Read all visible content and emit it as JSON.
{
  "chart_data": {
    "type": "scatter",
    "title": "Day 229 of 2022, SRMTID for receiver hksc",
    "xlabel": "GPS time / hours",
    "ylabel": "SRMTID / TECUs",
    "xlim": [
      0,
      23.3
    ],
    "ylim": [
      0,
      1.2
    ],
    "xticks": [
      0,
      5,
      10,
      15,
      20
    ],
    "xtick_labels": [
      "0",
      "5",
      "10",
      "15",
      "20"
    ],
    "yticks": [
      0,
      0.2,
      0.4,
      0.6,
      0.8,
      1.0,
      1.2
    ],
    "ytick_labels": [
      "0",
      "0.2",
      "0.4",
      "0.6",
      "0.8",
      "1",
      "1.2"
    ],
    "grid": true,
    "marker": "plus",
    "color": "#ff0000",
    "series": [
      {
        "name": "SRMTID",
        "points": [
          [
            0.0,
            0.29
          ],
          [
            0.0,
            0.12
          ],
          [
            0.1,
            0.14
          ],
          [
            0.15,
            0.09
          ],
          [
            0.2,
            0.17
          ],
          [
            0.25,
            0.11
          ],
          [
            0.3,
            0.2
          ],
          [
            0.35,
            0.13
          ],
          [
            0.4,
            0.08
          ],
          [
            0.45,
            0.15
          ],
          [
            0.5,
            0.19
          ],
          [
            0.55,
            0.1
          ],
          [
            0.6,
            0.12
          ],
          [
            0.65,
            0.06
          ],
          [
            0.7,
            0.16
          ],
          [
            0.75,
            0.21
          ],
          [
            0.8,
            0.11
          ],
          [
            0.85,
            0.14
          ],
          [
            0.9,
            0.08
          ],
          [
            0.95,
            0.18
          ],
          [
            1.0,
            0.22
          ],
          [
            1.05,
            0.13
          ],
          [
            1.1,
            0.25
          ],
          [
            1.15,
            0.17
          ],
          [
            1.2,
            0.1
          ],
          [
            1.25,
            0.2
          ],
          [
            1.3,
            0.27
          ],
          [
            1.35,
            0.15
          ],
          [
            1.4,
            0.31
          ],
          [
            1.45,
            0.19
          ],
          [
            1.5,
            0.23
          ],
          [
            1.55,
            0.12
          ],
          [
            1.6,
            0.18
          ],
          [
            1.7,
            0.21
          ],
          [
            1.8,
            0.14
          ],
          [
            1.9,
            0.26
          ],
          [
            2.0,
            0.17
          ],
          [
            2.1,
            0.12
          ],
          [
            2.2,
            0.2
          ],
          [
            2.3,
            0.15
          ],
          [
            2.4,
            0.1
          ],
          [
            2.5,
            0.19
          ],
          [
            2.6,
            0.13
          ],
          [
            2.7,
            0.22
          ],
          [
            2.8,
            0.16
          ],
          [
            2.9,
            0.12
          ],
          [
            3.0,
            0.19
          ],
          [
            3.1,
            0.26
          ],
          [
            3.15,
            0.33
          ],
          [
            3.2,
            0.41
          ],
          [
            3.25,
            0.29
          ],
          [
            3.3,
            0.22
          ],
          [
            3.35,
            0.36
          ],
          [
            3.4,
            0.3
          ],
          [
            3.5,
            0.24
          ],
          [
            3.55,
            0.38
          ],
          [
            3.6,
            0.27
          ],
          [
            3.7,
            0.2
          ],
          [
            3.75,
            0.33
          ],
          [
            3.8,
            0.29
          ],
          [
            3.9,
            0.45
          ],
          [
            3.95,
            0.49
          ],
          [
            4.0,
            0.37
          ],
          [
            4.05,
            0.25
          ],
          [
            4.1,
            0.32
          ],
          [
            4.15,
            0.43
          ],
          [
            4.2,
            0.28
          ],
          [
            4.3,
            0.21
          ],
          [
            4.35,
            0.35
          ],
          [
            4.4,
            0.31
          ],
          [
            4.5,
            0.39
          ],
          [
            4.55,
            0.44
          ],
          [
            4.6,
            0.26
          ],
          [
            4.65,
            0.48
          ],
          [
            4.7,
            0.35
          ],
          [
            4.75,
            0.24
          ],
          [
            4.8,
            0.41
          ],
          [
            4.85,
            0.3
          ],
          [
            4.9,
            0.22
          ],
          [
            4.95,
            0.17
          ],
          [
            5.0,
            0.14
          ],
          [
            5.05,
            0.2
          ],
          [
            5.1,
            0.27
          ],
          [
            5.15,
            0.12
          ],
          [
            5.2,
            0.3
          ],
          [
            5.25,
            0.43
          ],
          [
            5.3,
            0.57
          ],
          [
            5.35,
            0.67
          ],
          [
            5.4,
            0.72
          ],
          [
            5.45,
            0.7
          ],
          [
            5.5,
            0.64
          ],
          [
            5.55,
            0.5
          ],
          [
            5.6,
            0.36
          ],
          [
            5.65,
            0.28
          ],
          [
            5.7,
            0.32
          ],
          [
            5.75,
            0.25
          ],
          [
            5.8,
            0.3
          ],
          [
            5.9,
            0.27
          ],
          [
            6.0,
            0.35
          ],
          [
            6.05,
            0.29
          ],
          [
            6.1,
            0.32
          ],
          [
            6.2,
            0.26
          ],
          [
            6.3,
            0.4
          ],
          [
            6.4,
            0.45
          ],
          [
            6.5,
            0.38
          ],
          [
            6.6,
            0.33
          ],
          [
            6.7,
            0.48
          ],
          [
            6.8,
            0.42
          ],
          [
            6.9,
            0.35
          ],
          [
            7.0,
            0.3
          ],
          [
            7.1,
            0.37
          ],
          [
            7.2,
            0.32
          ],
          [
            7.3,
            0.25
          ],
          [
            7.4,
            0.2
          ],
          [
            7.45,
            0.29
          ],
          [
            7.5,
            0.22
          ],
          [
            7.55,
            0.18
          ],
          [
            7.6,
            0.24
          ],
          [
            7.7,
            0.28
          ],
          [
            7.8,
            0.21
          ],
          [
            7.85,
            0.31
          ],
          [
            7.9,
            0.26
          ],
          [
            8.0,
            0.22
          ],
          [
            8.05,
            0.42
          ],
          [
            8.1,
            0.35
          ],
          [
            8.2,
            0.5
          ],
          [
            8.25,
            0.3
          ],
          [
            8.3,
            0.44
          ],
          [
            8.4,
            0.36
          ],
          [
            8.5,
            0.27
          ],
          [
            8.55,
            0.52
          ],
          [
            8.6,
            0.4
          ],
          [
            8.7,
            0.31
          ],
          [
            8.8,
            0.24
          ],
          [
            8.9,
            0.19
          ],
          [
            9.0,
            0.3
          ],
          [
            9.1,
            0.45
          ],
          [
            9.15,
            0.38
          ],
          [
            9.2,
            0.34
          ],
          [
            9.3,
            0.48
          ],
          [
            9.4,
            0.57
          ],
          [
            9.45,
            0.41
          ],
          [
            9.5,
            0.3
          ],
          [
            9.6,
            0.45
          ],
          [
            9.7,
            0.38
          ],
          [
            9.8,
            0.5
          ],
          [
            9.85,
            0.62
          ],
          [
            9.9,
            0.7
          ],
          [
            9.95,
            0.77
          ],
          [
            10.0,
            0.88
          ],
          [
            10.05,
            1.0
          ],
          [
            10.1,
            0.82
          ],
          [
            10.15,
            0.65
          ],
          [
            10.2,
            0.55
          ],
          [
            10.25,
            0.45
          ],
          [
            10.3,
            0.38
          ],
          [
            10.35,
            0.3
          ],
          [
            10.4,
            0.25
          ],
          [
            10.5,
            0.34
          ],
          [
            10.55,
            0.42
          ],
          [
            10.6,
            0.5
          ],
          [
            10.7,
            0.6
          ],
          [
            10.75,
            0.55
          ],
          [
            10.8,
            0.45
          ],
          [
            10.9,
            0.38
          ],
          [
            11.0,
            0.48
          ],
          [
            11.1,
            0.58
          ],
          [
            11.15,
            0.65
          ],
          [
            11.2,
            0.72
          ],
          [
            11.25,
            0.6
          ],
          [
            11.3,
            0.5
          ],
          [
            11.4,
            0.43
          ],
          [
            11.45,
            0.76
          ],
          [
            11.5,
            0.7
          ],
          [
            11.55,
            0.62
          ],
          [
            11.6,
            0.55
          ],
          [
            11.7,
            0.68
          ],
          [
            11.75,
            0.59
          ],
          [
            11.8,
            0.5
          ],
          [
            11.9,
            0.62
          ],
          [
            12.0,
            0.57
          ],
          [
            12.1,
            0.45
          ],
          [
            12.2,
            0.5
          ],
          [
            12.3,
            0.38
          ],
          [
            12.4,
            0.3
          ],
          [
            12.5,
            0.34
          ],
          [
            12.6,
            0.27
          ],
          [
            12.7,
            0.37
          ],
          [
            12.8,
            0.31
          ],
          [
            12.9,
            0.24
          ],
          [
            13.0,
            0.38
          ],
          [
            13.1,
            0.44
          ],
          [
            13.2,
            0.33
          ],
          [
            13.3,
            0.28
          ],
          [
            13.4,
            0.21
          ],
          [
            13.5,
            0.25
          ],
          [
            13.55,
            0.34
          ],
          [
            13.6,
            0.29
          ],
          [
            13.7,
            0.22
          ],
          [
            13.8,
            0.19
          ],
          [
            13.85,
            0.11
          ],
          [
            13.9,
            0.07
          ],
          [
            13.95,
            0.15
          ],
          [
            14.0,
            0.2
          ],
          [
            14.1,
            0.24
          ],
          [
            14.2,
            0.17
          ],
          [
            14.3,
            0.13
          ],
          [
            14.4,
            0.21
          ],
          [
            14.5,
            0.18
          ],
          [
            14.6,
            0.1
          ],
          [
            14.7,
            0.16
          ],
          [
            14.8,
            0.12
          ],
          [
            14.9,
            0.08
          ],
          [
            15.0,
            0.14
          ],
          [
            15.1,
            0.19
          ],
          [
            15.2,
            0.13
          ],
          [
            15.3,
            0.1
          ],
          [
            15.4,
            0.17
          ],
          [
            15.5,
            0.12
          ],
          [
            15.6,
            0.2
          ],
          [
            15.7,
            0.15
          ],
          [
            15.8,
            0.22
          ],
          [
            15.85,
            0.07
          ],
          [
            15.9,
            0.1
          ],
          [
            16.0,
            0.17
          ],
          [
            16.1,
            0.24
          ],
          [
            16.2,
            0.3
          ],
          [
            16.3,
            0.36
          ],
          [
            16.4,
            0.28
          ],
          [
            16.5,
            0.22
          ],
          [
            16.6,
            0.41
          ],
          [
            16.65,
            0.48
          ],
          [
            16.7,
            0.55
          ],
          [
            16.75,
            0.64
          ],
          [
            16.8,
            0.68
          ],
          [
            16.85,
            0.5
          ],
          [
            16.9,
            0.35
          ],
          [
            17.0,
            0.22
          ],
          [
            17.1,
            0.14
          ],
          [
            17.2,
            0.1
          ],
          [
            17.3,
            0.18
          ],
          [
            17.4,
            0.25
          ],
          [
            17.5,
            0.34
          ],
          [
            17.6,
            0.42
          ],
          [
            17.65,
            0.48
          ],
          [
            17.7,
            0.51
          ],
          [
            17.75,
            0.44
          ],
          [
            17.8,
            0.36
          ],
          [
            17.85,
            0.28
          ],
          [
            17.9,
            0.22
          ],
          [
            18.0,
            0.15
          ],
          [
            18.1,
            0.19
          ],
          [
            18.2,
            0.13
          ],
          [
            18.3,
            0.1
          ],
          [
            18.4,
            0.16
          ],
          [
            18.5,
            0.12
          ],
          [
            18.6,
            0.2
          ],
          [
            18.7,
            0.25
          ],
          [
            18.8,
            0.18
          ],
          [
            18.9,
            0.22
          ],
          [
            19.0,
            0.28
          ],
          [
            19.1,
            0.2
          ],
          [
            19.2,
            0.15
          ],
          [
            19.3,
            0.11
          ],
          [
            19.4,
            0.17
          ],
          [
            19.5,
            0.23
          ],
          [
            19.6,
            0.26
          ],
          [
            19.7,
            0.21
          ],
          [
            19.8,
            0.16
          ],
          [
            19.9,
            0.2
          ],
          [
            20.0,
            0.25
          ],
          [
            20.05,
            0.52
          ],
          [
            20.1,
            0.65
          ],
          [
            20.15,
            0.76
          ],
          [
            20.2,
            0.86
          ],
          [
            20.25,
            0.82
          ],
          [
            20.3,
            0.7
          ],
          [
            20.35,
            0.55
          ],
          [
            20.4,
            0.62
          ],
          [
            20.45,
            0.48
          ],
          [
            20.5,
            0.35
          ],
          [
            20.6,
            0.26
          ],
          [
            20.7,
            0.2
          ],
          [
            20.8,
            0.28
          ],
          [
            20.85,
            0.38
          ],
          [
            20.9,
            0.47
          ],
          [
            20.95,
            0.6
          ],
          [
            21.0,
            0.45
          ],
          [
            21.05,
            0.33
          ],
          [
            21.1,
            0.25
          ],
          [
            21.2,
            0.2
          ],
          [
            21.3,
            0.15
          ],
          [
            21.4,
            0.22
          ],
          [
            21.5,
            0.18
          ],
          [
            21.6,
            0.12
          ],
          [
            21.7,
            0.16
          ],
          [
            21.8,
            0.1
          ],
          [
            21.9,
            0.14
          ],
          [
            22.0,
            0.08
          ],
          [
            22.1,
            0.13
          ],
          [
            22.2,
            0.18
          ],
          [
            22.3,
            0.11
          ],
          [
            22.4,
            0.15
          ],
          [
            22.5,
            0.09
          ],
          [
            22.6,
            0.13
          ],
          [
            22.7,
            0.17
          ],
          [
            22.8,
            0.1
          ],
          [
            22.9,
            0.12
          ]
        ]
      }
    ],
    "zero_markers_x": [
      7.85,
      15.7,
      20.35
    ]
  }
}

(Stated task) Pick each line holding the word "SRMTID" out of the listing.

(Task answer)
    "title": "Day 229 of 2022, SRMTID for receiver hksc",
    "ylabel": "SRMTID / TECUs",
        "name": "SRMTID",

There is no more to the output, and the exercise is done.